**Your goal**
Look for the line containing "Convert this screenshot" in the listing below. Retype that line and every subsequent line through the last one, and only those.

[start]

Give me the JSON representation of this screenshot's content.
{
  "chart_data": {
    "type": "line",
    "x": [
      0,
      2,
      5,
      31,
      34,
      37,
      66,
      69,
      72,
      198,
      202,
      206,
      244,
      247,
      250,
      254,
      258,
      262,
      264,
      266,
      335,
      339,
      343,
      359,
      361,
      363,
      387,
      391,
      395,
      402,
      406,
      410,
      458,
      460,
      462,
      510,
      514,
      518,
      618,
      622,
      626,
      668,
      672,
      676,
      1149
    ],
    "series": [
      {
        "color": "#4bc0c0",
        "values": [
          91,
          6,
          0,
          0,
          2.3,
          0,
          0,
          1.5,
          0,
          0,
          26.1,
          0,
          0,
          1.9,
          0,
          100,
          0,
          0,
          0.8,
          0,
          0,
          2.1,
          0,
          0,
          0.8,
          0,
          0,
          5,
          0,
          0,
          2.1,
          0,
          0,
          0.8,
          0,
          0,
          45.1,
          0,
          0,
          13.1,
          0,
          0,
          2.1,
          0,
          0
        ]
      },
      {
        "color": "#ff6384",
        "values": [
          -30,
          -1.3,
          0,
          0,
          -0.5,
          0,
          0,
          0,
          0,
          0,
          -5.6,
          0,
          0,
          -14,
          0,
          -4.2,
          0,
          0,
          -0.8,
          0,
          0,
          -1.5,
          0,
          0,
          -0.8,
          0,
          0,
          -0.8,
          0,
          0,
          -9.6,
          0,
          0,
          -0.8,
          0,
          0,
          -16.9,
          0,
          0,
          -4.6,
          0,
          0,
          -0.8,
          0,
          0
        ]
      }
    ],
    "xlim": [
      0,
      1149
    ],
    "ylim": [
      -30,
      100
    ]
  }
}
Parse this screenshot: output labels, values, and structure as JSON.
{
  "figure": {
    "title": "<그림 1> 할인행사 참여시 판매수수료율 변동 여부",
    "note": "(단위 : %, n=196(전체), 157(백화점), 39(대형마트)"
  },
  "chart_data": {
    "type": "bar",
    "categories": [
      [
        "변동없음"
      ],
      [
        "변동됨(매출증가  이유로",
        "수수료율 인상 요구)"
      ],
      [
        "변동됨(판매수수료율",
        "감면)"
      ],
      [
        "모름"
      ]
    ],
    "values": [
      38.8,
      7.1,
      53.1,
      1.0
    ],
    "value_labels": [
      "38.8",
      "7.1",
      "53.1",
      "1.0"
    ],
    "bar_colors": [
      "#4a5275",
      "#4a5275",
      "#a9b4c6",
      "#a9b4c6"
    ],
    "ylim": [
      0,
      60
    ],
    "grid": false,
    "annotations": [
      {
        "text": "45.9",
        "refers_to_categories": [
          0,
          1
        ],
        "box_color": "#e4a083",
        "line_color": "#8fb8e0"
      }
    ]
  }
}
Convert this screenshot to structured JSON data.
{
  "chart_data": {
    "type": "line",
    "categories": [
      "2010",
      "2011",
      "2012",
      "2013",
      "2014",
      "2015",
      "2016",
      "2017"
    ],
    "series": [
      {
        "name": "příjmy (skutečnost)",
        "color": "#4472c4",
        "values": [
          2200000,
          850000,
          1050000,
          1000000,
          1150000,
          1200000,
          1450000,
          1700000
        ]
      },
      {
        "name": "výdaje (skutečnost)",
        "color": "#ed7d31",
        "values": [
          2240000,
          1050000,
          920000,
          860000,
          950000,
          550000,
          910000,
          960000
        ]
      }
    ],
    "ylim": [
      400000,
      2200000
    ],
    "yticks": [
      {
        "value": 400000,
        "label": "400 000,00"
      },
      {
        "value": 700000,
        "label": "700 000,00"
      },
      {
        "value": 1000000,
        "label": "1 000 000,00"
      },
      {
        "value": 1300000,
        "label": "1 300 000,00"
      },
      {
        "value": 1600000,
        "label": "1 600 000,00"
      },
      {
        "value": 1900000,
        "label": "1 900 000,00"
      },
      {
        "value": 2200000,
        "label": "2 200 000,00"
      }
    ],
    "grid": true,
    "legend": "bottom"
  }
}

[end]

**The answer**
Convert this screenshot to structured JSON data.
{
  "chart_data": {
    "type": "line",
    "categories": [
      "2010",
      "2011",
      "2012",
      "2013",
      "2014",
      "2015",
      "2016",
      "2017"
    ],
    "series": [
      {
        "name": "příjmy (skutečnost)",
        "color": "#4472c4",
        "values": [
          2200000,
          850000,
          1050000,
          1000000,
          1150000,
          1200000,
          1450000,
          1700000
        ]
      },
      {
        "name": "výdaje (skutečnost)",
        "color": "#ed7d31",
        "values": [
          2240000,
          1050000,
          920000,
          860000,
          950000,
          550000,
          910000,
          960000
        ]
      }
    ],
    "ylim": [
      400000,
      2200000
    ],
    "yticks": [
      {
        "value": 400000,
        "label": "400 000,00"
      },
      {
        "value": 700000,
        "label": "700 000,00"
      },
      {
        "value": 1000000,
        "label": "1 000 000,00"
      },
      {
        "value": 1300000,
        "label": "1 300 000,00"
      },
      {
        "value": 1600000,
        "label": "1 600 000,00"
      },
      {
        "value": 1900000,
        "label": "1 900 000,00"
      },
      {
        "value": 2200000,
        "label": "2 200 000,00"
      }
    ],
    "grid": true,
    "legend": "bottom"
  }
}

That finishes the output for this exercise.